### Problem to work on
Print out the material that follows word for word.

[Saved entries]
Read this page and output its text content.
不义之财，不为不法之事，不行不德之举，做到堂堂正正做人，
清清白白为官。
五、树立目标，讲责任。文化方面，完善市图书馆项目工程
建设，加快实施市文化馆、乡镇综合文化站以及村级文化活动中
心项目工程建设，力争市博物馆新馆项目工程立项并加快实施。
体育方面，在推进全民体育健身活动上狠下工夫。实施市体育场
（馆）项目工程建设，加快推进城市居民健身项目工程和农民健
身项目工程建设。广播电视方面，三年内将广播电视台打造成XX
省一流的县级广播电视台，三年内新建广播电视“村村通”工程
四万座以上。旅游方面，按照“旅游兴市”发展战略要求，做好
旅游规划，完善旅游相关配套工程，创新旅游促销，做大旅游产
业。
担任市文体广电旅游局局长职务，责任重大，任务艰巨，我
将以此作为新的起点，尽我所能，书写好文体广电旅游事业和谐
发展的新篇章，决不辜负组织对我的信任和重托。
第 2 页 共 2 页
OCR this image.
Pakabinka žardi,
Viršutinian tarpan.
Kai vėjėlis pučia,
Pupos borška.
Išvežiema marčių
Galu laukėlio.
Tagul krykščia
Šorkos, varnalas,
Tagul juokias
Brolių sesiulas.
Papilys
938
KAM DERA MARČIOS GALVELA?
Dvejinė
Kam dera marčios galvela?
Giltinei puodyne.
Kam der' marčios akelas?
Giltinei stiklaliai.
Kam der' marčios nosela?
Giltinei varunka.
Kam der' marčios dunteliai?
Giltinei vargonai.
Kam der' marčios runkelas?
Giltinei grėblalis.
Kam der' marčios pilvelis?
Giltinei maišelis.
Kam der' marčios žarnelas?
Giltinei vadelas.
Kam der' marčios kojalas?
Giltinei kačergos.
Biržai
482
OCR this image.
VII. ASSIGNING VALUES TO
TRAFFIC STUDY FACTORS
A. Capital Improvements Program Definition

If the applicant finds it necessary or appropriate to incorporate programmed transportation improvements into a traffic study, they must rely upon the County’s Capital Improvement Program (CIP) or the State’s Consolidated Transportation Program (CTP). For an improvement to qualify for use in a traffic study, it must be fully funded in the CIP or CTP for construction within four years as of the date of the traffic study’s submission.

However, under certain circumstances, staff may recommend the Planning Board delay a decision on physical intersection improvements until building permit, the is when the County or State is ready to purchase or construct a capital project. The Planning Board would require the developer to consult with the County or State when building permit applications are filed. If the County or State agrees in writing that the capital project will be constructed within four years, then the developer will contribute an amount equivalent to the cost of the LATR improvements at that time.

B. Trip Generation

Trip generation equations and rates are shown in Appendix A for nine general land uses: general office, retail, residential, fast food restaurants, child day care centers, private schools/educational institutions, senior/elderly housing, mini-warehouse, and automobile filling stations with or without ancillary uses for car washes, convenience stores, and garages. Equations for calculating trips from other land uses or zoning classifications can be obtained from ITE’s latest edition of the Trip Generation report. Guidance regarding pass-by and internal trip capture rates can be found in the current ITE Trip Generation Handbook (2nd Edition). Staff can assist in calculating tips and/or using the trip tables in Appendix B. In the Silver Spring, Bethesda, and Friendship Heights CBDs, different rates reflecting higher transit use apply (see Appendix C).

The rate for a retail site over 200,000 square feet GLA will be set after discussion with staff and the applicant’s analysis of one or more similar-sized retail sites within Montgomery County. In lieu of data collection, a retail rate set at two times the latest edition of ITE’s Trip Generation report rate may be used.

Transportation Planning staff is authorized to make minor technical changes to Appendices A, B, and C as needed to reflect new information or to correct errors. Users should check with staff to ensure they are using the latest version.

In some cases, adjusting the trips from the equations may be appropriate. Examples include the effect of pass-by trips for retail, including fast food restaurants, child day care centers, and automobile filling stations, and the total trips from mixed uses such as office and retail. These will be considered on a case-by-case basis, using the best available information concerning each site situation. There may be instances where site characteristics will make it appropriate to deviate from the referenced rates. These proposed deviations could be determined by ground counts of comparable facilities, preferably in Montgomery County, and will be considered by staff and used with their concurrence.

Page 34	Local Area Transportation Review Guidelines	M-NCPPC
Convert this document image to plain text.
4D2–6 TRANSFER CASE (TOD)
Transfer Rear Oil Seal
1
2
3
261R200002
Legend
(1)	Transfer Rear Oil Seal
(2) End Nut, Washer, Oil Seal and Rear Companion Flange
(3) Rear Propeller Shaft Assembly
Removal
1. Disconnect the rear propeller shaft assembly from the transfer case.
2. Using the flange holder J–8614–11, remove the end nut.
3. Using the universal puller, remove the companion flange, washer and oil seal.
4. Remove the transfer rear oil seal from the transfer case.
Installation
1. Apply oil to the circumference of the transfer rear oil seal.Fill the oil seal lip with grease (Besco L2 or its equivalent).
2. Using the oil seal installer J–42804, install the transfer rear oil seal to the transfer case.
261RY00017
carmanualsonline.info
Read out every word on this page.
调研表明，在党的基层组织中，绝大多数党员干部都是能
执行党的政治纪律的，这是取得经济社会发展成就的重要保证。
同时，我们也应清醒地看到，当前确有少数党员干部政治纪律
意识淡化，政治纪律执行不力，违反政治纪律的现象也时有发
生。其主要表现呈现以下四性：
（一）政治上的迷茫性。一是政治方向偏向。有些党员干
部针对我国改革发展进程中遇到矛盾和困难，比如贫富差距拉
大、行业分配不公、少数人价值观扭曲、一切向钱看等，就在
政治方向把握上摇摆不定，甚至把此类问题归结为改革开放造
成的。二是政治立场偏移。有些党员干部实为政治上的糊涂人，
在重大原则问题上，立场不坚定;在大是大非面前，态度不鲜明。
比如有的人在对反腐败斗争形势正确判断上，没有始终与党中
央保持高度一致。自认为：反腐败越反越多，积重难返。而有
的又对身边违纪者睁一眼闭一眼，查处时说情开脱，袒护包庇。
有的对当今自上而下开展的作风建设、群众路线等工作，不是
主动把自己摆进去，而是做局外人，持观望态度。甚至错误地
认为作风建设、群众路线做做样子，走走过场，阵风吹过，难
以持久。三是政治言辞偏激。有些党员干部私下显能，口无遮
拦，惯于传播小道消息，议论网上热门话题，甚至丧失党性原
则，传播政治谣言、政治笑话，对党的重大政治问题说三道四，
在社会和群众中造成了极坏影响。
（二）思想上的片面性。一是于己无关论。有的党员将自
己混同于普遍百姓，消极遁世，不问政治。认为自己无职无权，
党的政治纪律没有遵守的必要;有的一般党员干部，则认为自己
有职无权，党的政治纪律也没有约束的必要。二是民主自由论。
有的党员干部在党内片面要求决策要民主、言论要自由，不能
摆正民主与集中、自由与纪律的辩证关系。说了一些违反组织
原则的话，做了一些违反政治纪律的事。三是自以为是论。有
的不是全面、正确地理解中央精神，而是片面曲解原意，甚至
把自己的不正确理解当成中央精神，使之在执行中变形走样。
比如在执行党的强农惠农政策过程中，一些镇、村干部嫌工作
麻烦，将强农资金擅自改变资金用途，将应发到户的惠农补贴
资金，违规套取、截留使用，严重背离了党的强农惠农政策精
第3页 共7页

### Result of the exercise
Read this page and output its text content.
不义之财，不为不法之事，不行不德之举，做到堂堂正正做人，
清清白白为官。
五、树立目标，讲责任。文化方面，完善市图书馆项目工程
建设，加快实施市文化馆、乡镇综合文化站以及村级文化活动中
心项目工程建设，力争市博物馆新馆项目工程立项并加快实施。
体育方面，在推进全民体育健身活动上狠下工夫。实施市体育场
（馆）项目工程建设，加快推进城市居民健身项目工程和农民健
身项目工程建设。广播电视方面，三年内将广播电视台打造成XX
省一流的县级广播电视台，三年内新建广播电视“村村通”工程
四万座以上。旅游方面，按照“旅游兴市”发展战略要求，做好
旅游规划，完善旅游相关配套工程，创新旅游促销，做大旅游产
业。
担任市文体广电旅游局局长职务，责任重大，任务艰巨，我
将以此作为新的起点，尽我所能，书写好文体广电旅游事业和谐
发展的新篇章，决不辜负组织对我的信任和重托。
第 2 页 共 2 页
OCR this image.
Pakabinka žardi,
Viršutinian tarpan.
Kai vėjėlis pučia,
Pupos borška.
Išvežiema marčių
Galu laukėlio.
Tagul krykščia
Šorkos, varnalas,
Tagul juokias
Brolių sesiulas.
Papilys
938
KAM DERA MARČIOS GALVELA?
Dvejinė
Kam dera marčios galvela?
Giltinei puodyne.
Kam der' marčios akelas?
Giltinei stiklaliai.
Kam der' marčios nosela?
Giltinei varunka.
Kam der' marčios dunteliai?
Giltinei vargonai.
Kam der' marčios runkelas?
Giltinei grėblalis.
Kam der' marčios pilvelis?
Giltinei maišelis.
Kam der' marčios žarnelas?
Giltinei vadelas.
Kam der' marčios kojalas?
Giltinei kačergos.
Biržai
482
OCR this image.
VII. ASSIGNING VALUES TO
TRAFFIC STUDY FACTORS
A. Capital Improvements Program Definition

If the applicant finds it necessary or appropriate to incorporate programmed transportation improvements into a traffic study, they must rely upon the County’s Capital Improvement Program (CIP) or the State’s Consolidated Transportation Program (CTP). For an improvement to qualify for use in a traffic study, it must be fully funded in the CIP or CTP for construction within four years as of the date of the traffic study’s submission.

However, under certain circumstances, staff may recommend the Planning Board delay a decision on physical intersection improvements until building permit, the is when the County or State is ready to purchase or construct a capital project. The Planning Board would require the developer to consult with the County or State when building permit applications are filed. If the County or State agrees in writing that the capital project will be constructed within four years, then the developer will contribute an amount equivalent to the cost of the LATR improvements at that time.

B. Trip Generation

Trip generation equations and rates are shown in Appendix A for nine general land uses: general office, retail, residential, fast food restaurants, child day care centers, private schools/educational institutions, senior/elderly housing, mini-warehouse, and automobile filling stations with or without ancillary uses for car washes, convenience stores, and garages. Equations for calculating trips from other land uses or zoning classifications can be obtained from ITE’s latest edition of the Trip Generation report. Guidance regarding pass-by and internal trip capture rates can be found in the current ITE Trip Generation Handbook (2nd Edition). Staff can assist in calculating tips and/or using the trip tables in Appendix B. In the Silver Spring, Bethesda, and Friendship Heights CBDs, different rates reflecting higher transit use apply (see Appendix C).

The rate for a retail site over 200,000 square feet GLA will be set after discussion with staff and the applicant’s analysis of one or more similar-sized retail sites within Montgomery County. In lieu of data collection, a retail rate set at two times the latest edition of ITE’s Trip Generation report rate may be used.

Transportation Planning staff is authorized to make minor technical changes to Appendices A, B, and C as needed to reflect new information or to correct errors. Users should check with staff to ensure they are using the latest version.

In some cases, adjusting the trips from the equations may be appropriate. Examples include the effect of pass-by trips for retail, including fast food restaurants, child day care centers, and automobile filling stations, and the total trips from mixed uses such as office and retail. These will be considered on a case-by-case basis, using the best available information concerning each site situation. There may be instances where site characteristics will make it appropriate to deviate from the referenced rates. These proposed deviations could be determined by ground counts of comparable facilities, preferably in Montgomery County, and will be considered by staff and used with their concurrence.

Page 34	Local Area Transportation Review Guidelines	M-NCPPC
Convert this document image to plain text.
4D2–6 TRANSFER CASE (TOD)
Transfer Rear Oil Seal
1
2
3
261R200002
Legend
(1)	Transfer Rear Oil Seal
(2) End Nut, Washer, Oil Seal and Rear Companion Flange
(3) Rear Propeller Shaft Assembly
Removal
1. Disconnect the rear propeller shaft assembly from the transfer case.
2. Using the flange holder J–8614–11, remove the end nut.
3. Using the universal puller, remove the companion flange, washer and oil seal.
4. Remove the transfer rear oil seal from the transfer case.
Installation
1. Apply oil to the circumference of the transfer rear oil seal.Fill the oil seal lip with grease (Besco L2 or its equivalent).
2. Using the oil seal installer J–42804, install the transfer rear oil seal to the transfer case.
261RY00017
carmanualsonline.info
Read out every word on this page.
调研表明，在党的基层组织中，绝大多数党员干部都是能
执行党的政治纪律的，这是取得经济社会发展成就的重要保证。
同时，我们也应清醒地看到，当前确有少数党员干部政治纪律
意识淡化，政治纪律执行不力，违反政治纪律的现象也时有发
生。其主要表现呈现以下四性：
（一）政治上的迷茫性。一是政治方向偏向。有些党员干
部针对我国改革发展进程中遇到矛盾和困难，比如贫富差距拉
大、行业分配不公、少数人价值观扭曲、一切向钱看等，就在
政治方向把握上摇摆不定，甚至把此类问题归结为改革开放造
成的。二是政治立场偏移。有些党员干部实为政治上的糊涂人，
在重大原则问题上，立场不坚定;在大是大非面前，态度不鲜明。
比如有的人在对反腐败斗争形势正确判断上，没有始终与党中
央保持高度一致。自认为：反腐败越反越多，积重难返。而有
的又对身边违纪者睁一眼闭一眼，查处时说情开脱，袒护包庇。
有的对当今自上而下开展的作风建设、群众路线等工作，不是
主动把自己摆进去，而是做局外人，持观望态度。甚至错误地
认为作风建设、群众路线做做样子，走走过场，阵风吹过，难
以持久。三是政治言辞偏激。有些党员干部私下显能，口无遮
拦，惯于传播小道消息，议论网上热门话题，甚至丧失党性原
则，传播政治谣言、政治笑话，对党的重大政治问题说三道四，
在社会和群众中造成了极坏影响。
（二）思想上的片面性。一是于己无关论。有的党员将自
己混同于普遍百姓，消极遁世，不问政治。认为自己无职无权，
党的政治纪律没有遵守的必要;有的一般党员干部，则认为自己
有职无权，党的政治纪律也没有约束的必要。二是民主自由论。
有的党员干部在党内片面要求决策要民主、言论要自由，不能
摆正民主与集中、自由与纪律的辩证关系。说了一些违反组织
原则的话，做了一些违反政治纪律的事。三是自以为是论。有
的不是全面、正确地理解中央精神，而是片面曲解原意，甚至
把自己的不正确理解当成中央精神，使之在执行中变形走样。
比如在执行党的强农惠农政策过程中，一些镇、村干部嫌工作
麻烦，将强农资金擅自改变资金用途，将应发到户的惠农补贴
资金，违规套取、截留使用，严重背离了党的强农惠农政策精
第3页 共7页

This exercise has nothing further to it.